TASK STATEMENT: Repeat, exactly and in full, the lines of the listing below, but without any pictures.

DATA SHOWN:
──────────────────────────────

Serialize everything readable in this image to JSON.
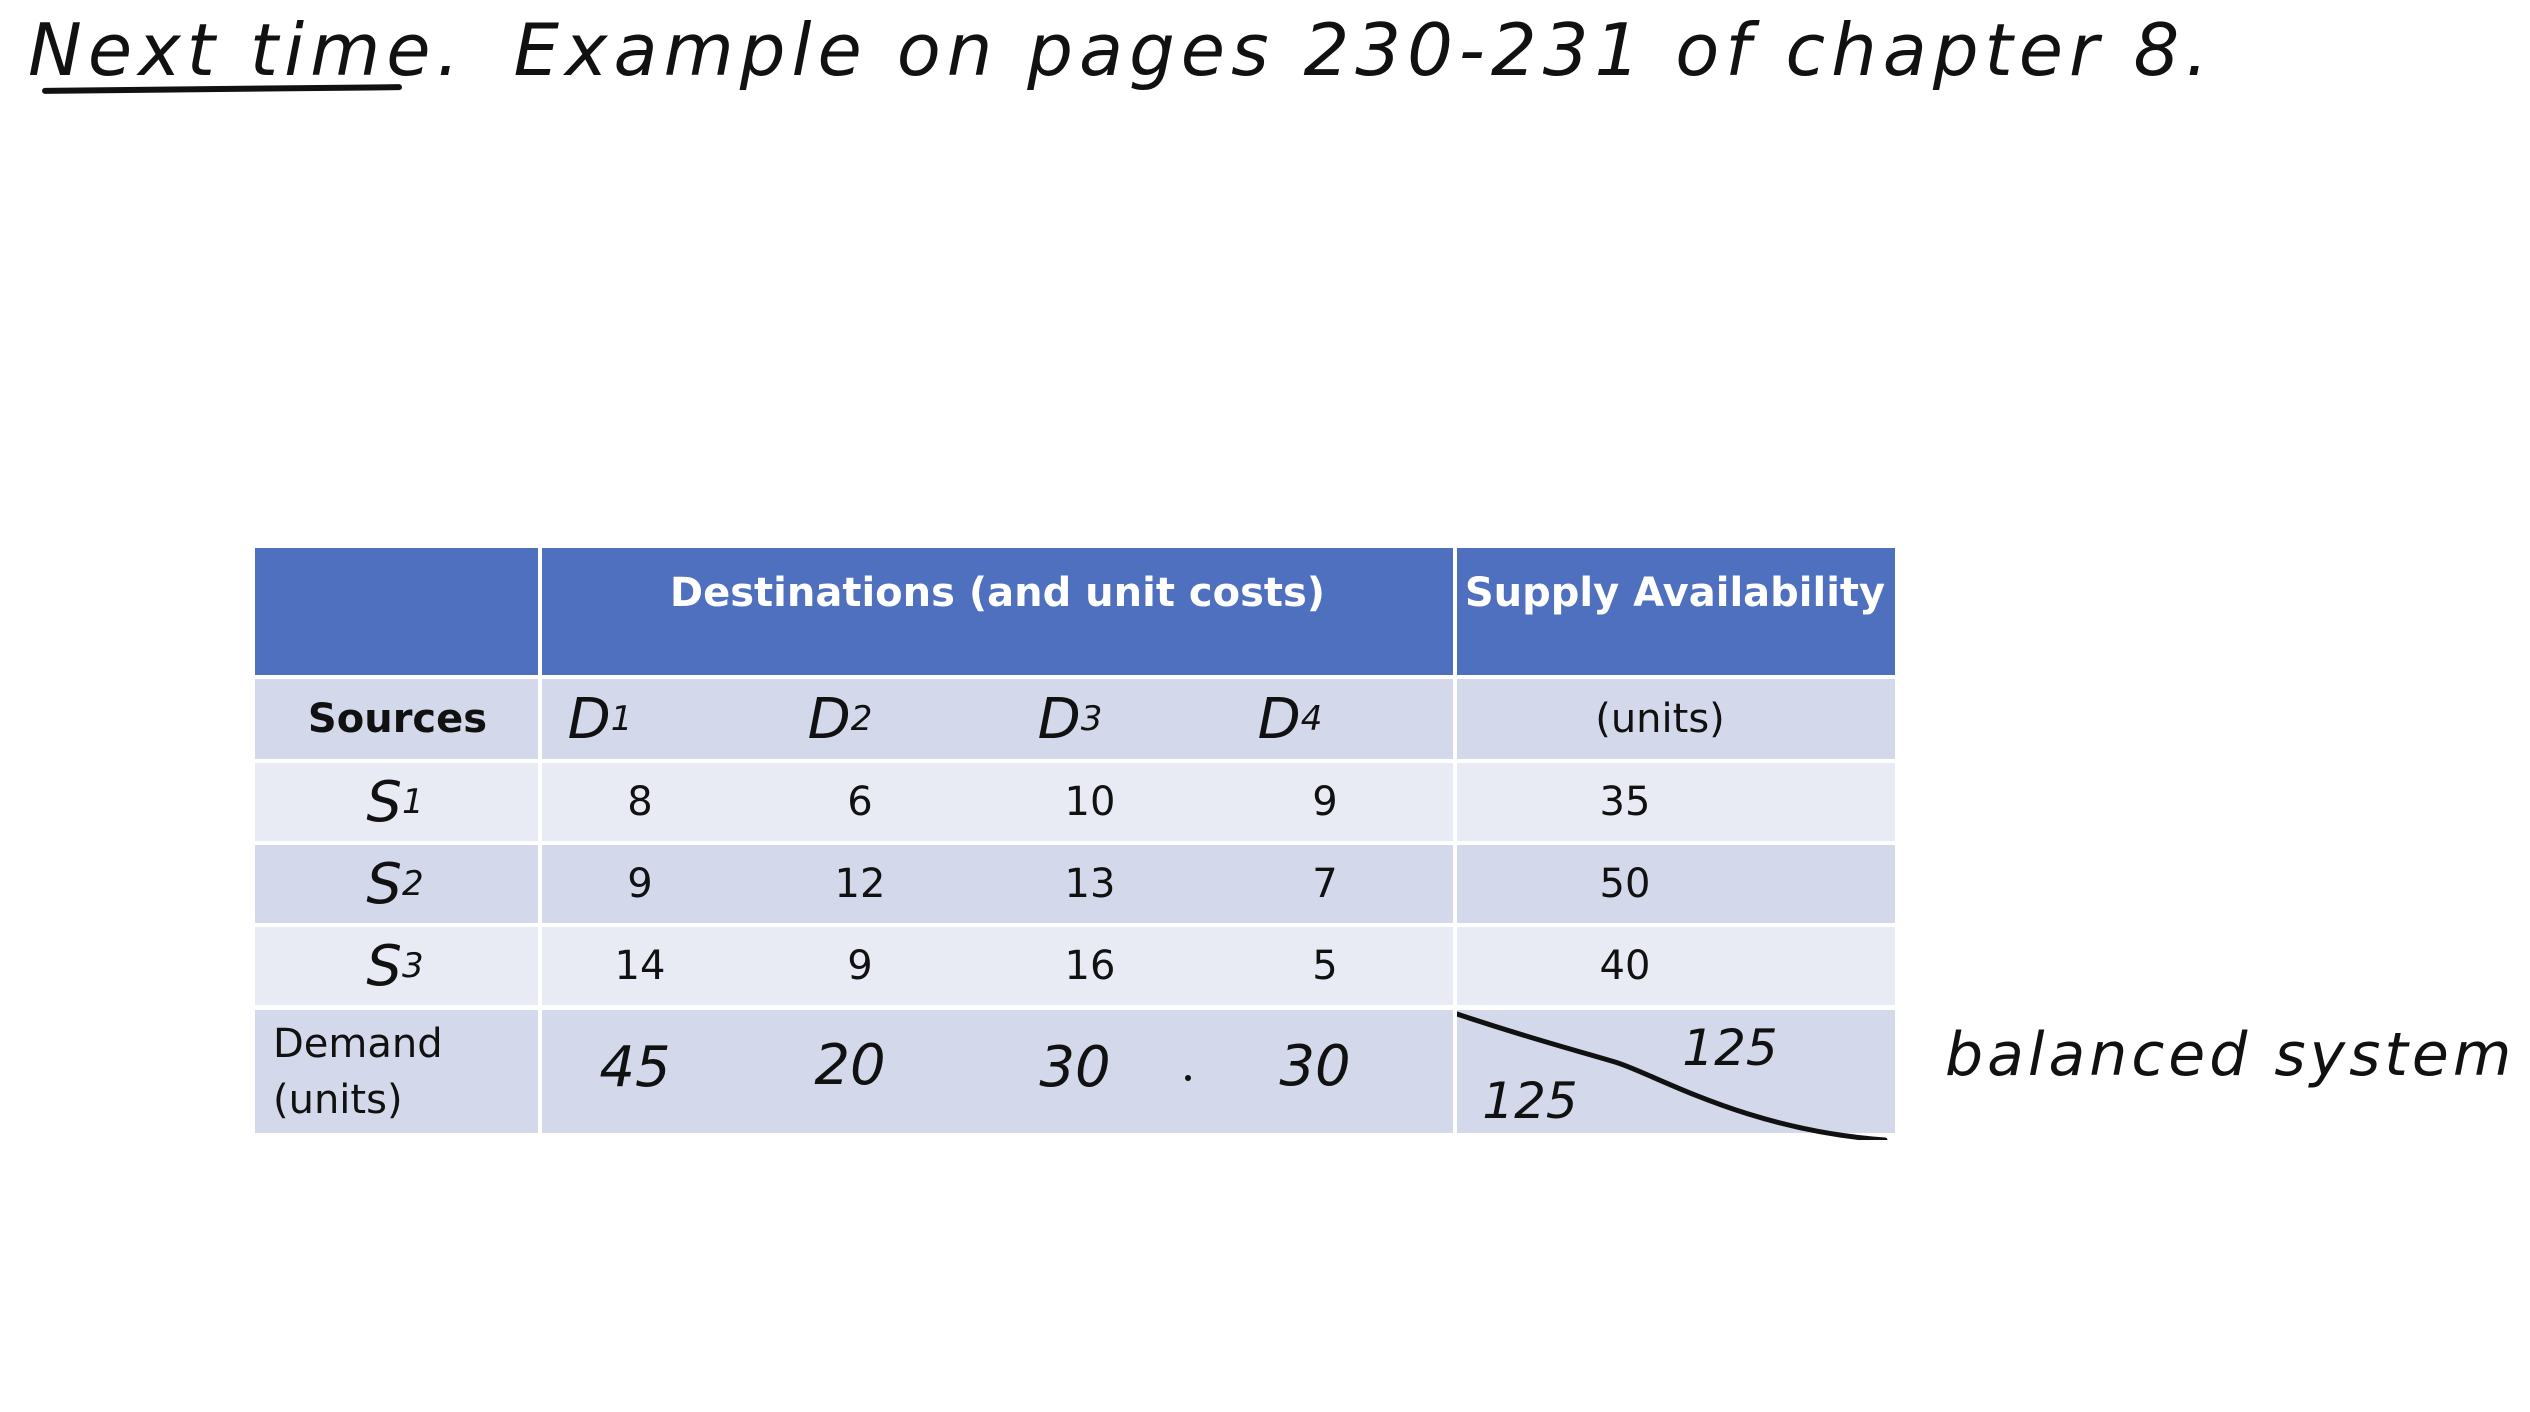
{
  "heading": {
    "lead": "Next time.",
    "rest": "Example on pages 230-231 of chapter 8."
  },
  "table": {
    "header": {
      "destinations": "Destinations (and unit costs)",
      "supply": "Supply Availability"
    },
    "subheader": {
      "sources": "Sources",
      "units": "(units)",
      "destinations": [
        "D",
        "D",
        "D",
        "D"
      ],
      "destination_subscripts": [
        "1",
        "2",
        "3",
        "4"
      ]
    },
    "rows": [
      {
        "source": "S",
        "sub": "1",
        "costs": [
          "8",
          "6",
          "10",
          "9"
        ],
        "supply": "35"
      },
      {
        "source": "S",
        "sub": "2",
        "costs": [
          "9",
          "12",
          "13",
          "7"
        ],
        "supply": "50"
      },
      {
        "source": "S",
        "sub": "3",
        "costs": [
          "14",
          "9",
          "16",
          "5"
        ],
        "supply": "40"
      }
    ],
    "demand": {
      "label_line1": "Demand",
      "label_line2": "(units)",
      "values": [
        "45",
        "20",
        "30",
        "30"
      ],
      "total_supply": "125",
      "total_demand": "125"
    }
  },
  "note": "balanced system",
  "colors": {
    "header_blue": "#4f6fbf",
    "row_dark": "#d3d8ea",
    "row_light": "#e9ebf4",
    "handwriting_purple": "#6a2fb8"
  }
}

──────────────────────────────

EXERCISE RESULT:
Serialize everything readable in this image to JSON.
{
  "heading": {
    "lead": "Next time.",
    "rest": "Example on pages 230-231 of chapter 8."
  },
  "table": {
    "header": {
      "destinations": "Destinations (and unit costs)",
      "supply": "Supply Availability"
    },
    "subheader": {
      "sources": "Sources",
      "units": "(units)",
      "destinations": [
        "D",
        "D",
        "D",
        "D"
      ],
      "destination_subscripts": [
        "1",
        "2",
        "3",
        "4"
      ]
    },
    "rows": [
      {
        "source": "S",
        "sub": "1",
        "costs": [
          "8",
          "6",
          "10",
          "9"
        ],
        "supply": "35"
      },
      {
        "source": "S",
        "sub": "2",
        "costs": [
          "9",
          "12",
          "13",
          "7"
        ],
        "supply": "50"
      },
      {
        "source": "S",
        "sub": "3",
        "costs": [
          "14",
          "9",
          "16",
          "5"
        ],
        "supply": "40"
      }
    ],
    "demand": {
      "label_line1": "Demand",
      "label_line2": "(units)",
      "values": [
        "45",
        "20",
        "30",
        "30"
      ],
      "total_supply": "125",
      "total_demand": "125"
    }
  },
  "note": "balanced system",
  "colors": {
    "header_blue": "#4f6fbf",
    "row_dark": "#d3d8ea",
    "row_light": "#e9ebf4",
    "handwriting_purple": "#6a2fb8"
  }
}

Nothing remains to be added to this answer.